- _WORK REQUIRED_: Look through the lines below and extract each one that contains "vivo".

A run of records

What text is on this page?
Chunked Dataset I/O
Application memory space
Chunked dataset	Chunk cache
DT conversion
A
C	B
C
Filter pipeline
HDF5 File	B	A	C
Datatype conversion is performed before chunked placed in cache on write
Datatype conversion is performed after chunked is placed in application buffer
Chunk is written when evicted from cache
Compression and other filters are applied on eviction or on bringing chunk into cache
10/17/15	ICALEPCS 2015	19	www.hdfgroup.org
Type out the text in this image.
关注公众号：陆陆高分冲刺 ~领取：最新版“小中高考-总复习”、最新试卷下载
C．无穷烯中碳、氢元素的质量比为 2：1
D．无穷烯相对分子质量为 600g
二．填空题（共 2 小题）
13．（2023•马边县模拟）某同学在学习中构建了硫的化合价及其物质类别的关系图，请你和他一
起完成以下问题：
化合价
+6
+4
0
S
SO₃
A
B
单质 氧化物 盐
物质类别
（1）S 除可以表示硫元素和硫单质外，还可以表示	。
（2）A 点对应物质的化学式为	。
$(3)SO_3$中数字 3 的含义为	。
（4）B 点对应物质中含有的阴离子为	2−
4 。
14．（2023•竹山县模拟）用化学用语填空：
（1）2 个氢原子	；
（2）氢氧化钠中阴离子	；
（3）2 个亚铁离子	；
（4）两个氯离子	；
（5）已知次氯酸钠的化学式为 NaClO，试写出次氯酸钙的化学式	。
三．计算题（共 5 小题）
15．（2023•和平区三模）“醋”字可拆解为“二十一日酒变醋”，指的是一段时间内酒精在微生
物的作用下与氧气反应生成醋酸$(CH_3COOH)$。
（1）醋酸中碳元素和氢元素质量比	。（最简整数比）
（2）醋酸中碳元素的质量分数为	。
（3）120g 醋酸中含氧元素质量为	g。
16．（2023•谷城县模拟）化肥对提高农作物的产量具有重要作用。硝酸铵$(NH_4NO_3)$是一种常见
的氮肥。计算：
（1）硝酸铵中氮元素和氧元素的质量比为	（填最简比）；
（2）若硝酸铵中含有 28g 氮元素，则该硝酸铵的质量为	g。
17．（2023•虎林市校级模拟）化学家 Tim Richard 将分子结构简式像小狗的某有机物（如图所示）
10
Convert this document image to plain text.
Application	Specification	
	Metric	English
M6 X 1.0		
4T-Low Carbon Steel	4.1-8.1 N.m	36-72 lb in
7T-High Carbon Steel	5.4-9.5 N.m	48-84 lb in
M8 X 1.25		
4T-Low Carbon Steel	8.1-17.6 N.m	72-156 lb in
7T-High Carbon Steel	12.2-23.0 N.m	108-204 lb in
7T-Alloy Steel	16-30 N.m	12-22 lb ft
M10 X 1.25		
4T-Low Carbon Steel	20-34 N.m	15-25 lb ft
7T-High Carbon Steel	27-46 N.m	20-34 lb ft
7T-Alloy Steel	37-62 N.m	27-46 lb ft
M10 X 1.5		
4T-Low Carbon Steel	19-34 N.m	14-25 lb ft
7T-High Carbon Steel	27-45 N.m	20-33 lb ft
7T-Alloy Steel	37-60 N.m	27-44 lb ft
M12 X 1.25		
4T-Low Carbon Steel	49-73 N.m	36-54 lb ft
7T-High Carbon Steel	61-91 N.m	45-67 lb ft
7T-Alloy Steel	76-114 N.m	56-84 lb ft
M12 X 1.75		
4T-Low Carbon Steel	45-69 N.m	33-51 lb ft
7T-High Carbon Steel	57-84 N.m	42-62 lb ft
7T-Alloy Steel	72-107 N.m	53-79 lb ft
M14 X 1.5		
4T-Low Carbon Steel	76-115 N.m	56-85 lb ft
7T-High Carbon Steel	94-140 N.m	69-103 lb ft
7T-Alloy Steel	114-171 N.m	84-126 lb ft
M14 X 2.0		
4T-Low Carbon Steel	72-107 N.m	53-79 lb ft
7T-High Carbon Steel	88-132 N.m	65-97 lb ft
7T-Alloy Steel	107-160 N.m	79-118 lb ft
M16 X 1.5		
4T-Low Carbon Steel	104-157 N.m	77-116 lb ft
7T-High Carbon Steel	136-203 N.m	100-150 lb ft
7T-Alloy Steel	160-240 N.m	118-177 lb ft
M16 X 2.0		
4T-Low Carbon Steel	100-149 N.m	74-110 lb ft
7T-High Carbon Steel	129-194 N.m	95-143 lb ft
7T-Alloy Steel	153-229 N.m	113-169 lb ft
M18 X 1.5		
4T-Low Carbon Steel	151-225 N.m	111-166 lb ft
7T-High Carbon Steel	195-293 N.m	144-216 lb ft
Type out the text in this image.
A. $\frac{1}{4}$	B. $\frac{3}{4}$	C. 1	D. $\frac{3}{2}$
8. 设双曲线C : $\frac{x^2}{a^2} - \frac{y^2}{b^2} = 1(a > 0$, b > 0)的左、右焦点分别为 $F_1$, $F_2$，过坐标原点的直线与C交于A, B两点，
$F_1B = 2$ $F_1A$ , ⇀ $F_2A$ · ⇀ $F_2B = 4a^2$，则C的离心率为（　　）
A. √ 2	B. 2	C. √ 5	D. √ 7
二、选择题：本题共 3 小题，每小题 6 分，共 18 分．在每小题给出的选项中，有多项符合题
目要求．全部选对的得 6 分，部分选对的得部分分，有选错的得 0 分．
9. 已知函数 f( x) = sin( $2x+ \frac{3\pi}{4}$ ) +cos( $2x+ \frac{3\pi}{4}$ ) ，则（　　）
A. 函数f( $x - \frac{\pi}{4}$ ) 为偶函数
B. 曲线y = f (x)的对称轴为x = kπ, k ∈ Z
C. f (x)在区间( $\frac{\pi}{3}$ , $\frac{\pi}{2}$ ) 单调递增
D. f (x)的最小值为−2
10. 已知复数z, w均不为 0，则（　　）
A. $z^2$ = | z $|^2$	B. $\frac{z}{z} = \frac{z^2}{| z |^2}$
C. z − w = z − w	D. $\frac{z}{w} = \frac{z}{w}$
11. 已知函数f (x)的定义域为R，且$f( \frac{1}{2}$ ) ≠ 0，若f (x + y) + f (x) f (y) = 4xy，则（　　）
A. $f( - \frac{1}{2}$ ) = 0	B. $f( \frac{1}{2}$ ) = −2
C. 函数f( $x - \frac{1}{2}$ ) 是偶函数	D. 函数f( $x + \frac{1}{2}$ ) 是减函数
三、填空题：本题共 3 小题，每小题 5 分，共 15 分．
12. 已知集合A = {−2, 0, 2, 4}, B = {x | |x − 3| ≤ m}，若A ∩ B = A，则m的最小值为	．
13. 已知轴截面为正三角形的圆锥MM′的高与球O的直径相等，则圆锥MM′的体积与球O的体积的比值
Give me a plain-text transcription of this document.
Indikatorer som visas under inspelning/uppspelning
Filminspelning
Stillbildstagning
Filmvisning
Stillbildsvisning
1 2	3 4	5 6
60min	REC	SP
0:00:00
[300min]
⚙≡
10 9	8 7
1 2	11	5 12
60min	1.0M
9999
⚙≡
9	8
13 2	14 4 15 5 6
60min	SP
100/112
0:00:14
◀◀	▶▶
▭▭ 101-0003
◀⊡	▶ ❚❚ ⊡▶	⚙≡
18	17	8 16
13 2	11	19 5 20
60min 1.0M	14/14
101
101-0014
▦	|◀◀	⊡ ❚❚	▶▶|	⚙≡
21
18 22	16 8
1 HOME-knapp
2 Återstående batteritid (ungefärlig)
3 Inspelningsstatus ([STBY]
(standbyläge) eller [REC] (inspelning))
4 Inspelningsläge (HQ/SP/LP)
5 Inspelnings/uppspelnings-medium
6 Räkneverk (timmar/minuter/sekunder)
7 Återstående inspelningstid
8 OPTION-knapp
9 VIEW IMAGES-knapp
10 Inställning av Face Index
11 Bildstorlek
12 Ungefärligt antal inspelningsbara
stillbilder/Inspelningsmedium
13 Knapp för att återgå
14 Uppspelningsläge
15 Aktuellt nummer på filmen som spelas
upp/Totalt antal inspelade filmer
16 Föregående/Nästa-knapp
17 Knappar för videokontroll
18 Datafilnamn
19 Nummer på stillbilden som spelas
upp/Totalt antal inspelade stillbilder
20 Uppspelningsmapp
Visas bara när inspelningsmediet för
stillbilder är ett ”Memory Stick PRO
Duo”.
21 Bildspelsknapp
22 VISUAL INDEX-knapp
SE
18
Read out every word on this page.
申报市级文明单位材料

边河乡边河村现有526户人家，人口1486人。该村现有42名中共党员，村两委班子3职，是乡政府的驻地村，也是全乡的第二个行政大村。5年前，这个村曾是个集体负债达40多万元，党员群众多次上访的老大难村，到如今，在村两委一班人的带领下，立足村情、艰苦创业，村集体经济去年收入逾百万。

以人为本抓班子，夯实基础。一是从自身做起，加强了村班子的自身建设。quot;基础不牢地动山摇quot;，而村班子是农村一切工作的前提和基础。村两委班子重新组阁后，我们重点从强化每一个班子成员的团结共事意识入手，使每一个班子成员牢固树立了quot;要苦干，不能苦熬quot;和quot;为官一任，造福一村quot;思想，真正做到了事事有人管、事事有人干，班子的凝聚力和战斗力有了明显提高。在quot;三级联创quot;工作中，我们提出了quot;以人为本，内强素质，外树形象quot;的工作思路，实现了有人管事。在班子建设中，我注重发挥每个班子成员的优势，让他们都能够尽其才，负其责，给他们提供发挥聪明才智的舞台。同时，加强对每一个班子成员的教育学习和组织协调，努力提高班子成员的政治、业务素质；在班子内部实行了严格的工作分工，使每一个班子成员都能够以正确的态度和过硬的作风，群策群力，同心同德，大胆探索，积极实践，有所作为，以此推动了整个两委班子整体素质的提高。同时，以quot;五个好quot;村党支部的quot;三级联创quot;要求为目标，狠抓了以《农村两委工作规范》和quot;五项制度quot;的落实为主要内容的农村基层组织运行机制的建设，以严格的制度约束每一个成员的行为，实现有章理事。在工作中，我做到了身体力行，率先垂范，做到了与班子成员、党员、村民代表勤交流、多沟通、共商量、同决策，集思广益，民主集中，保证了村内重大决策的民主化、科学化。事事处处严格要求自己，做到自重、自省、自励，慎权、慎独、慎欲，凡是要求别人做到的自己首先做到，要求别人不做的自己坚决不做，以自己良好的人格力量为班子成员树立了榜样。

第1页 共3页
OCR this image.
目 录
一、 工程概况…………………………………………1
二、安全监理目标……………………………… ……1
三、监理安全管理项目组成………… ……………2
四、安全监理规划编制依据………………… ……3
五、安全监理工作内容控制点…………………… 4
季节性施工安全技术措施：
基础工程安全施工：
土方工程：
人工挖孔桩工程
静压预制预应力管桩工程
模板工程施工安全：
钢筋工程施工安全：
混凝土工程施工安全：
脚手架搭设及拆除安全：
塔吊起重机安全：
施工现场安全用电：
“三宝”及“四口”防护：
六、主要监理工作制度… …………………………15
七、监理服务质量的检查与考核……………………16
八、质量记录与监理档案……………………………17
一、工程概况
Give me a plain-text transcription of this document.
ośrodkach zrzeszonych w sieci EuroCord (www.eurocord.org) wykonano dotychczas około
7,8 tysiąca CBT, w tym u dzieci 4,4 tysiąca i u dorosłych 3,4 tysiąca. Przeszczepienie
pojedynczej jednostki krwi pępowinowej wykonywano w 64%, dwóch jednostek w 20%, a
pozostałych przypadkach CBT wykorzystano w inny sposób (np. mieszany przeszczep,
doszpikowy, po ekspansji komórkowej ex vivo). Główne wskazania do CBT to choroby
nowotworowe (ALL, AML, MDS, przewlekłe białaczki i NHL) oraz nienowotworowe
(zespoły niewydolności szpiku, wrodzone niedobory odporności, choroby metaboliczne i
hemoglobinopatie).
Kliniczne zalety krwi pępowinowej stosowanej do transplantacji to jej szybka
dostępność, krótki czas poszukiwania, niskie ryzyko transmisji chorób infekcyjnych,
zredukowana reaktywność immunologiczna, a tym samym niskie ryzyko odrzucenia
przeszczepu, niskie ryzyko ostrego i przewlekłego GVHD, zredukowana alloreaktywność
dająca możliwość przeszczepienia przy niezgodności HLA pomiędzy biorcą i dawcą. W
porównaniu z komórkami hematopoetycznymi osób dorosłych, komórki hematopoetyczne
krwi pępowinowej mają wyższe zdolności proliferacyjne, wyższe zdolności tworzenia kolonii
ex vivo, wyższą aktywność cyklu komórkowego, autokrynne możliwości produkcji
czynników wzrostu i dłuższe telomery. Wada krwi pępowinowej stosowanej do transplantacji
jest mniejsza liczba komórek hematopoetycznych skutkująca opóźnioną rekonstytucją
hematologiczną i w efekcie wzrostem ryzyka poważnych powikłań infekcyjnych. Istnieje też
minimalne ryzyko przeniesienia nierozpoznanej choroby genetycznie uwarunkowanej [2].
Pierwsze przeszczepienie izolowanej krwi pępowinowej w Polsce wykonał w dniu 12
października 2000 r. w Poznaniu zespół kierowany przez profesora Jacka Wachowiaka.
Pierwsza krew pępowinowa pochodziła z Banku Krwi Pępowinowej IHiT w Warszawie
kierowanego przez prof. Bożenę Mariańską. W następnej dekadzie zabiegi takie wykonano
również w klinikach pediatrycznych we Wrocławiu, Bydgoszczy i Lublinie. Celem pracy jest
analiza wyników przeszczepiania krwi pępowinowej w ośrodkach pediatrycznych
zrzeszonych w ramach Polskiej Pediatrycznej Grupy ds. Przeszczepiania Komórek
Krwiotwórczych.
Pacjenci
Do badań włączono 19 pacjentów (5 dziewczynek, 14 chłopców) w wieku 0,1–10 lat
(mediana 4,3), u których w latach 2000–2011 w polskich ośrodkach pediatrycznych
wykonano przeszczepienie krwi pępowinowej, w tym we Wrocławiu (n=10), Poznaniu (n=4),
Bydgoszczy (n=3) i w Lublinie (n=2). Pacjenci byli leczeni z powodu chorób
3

- _ANSWER TO THE TASK_:
doszpikowy, po ekspansji komórkowej ex vivo). Główne wskazania do CBT to choroby
ex vivo, wyższą aktywność cyklu komórkowego, autokrynne możliwości produkcji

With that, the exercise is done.